* [TO BE DONE]: Where a line of the material contains the string "Mississippi", copy that line.
******************************
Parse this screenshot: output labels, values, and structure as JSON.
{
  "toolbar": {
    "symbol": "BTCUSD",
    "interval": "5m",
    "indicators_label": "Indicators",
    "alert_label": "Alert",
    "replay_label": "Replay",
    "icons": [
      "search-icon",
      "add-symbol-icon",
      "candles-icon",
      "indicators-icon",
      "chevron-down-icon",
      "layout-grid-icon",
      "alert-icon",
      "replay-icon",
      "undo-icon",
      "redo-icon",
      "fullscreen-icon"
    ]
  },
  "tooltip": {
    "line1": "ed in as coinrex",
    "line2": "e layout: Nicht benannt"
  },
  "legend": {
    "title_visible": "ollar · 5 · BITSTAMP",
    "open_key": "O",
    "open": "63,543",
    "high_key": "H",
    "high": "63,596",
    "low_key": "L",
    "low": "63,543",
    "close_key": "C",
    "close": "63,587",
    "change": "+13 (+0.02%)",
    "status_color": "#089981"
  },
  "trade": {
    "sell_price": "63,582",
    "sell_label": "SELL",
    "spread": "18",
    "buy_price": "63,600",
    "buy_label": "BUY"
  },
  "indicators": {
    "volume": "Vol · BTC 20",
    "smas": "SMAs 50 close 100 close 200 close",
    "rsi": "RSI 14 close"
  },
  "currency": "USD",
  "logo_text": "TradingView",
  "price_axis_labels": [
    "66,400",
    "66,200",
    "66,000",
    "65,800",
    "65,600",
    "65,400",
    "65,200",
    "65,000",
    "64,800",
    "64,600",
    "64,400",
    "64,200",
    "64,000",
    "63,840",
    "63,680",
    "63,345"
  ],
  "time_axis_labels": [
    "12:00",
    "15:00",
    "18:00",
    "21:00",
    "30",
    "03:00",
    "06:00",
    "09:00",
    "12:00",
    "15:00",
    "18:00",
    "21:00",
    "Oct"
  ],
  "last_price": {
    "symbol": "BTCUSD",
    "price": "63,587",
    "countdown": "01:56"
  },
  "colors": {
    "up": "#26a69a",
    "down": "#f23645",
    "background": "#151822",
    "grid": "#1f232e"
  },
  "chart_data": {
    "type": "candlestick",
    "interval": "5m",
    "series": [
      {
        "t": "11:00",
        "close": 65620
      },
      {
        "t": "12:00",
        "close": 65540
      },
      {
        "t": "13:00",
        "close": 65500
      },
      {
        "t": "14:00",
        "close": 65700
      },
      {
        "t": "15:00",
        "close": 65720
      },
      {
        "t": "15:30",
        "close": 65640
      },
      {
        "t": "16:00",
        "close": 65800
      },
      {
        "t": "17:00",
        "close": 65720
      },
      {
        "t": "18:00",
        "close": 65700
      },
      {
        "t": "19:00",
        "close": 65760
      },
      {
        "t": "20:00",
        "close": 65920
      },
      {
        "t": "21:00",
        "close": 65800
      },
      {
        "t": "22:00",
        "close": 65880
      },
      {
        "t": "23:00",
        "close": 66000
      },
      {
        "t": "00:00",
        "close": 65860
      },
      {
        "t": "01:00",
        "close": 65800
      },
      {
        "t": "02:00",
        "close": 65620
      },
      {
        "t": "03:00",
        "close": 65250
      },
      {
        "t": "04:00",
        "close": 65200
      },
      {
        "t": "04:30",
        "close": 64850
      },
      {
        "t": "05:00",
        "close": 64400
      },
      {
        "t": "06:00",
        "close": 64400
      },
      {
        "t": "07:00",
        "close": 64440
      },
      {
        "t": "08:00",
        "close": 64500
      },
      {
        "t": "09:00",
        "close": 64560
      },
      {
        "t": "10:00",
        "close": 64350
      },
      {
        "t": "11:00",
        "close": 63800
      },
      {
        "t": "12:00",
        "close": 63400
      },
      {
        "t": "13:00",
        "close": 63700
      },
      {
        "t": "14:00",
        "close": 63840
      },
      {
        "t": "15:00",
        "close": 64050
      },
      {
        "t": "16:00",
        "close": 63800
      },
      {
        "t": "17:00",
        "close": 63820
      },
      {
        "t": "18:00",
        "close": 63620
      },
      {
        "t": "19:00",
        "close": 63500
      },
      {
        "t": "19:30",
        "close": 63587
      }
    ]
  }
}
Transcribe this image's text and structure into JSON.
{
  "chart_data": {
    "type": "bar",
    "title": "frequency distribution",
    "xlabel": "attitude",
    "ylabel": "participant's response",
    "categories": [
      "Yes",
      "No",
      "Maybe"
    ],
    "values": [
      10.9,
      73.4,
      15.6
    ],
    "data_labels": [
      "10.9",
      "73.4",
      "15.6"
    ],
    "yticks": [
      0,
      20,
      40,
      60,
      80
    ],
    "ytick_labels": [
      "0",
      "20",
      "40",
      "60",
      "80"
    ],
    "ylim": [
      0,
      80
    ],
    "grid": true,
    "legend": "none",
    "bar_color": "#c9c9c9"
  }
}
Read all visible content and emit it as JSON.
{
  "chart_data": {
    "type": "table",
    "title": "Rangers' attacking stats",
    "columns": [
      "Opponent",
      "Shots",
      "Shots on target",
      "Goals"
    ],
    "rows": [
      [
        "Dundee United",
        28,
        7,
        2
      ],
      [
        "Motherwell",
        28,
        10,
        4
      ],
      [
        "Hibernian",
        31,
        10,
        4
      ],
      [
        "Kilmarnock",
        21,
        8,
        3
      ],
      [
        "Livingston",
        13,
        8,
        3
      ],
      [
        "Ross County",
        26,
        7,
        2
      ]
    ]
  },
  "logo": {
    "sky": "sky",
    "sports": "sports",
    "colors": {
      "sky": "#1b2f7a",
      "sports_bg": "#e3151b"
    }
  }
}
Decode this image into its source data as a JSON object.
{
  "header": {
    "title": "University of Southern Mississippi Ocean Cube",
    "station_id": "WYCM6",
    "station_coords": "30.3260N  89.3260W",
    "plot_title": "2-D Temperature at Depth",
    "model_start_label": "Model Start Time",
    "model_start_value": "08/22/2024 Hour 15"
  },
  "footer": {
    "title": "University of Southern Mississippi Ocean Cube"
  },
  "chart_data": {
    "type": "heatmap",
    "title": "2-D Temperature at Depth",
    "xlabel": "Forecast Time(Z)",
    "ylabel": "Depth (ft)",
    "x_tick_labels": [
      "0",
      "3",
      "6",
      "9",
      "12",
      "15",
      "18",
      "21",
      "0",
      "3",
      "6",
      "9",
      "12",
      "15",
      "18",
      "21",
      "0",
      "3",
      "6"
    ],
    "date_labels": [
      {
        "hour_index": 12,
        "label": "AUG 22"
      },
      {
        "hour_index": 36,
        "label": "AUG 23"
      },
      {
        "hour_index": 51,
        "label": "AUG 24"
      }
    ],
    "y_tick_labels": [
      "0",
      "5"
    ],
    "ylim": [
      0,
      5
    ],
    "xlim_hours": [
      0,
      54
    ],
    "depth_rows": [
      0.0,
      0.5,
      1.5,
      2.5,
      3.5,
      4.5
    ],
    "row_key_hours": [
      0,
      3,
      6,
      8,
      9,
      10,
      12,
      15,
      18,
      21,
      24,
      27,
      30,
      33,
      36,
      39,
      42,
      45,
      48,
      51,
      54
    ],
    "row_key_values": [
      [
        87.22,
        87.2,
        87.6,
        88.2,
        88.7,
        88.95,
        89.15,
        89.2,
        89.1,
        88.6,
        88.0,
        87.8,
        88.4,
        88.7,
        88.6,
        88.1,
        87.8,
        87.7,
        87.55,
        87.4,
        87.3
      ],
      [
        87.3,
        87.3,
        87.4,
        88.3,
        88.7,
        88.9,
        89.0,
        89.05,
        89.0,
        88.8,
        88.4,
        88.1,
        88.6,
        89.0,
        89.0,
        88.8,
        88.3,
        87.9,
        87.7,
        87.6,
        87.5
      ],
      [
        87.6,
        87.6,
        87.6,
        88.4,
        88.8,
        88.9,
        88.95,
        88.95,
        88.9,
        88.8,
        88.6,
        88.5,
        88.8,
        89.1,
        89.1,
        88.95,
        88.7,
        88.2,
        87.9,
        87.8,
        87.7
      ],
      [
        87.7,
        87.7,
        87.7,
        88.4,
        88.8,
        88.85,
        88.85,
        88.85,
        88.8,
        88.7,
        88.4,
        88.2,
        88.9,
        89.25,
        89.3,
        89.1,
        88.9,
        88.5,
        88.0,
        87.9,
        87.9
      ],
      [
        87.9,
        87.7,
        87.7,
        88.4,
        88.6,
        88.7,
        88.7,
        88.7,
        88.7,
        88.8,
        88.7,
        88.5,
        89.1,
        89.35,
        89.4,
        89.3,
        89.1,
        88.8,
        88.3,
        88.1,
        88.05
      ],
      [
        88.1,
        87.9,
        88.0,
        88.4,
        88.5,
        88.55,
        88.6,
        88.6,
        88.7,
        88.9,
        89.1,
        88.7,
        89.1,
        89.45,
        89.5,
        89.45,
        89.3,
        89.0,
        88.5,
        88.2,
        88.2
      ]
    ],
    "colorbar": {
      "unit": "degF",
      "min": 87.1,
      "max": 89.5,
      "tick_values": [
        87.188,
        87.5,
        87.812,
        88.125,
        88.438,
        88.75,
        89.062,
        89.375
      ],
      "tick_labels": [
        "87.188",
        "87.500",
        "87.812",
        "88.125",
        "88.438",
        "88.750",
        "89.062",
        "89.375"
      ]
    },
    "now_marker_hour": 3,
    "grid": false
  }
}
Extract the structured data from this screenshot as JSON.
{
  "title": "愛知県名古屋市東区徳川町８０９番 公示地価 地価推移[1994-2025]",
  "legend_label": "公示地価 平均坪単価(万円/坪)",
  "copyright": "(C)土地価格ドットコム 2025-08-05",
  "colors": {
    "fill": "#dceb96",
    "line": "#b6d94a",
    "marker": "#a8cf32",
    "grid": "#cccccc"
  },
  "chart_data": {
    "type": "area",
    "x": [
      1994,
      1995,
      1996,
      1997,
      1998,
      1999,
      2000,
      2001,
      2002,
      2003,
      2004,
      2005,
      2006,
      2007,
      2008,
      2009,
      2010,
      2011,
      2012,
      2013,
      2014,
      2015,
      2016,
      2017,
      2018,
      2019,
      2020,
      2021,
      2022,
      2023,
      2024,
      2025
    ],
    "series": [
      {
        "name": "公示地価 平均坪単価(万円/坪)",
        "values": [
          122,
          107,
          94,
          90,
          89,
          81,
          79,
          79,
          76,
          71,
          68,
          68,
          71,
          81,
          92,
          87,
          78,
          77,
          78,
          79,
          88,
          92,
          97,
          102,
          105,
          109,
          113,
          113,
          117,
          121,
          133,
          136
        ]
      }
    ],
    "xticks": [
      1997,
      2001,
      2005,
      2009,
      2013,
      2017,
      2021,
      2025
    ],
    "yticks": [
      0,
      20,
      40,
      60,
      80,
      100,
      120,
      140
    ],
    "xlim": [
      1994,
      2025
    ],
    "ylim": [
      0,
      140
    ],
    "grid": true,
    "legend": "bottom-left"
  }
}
******************************
* [TASK RESPONSE]:
    "title": "University of Southern Mississippi Ocean Cube",
    "title": "University of Southern Mississippi Ocean Cube"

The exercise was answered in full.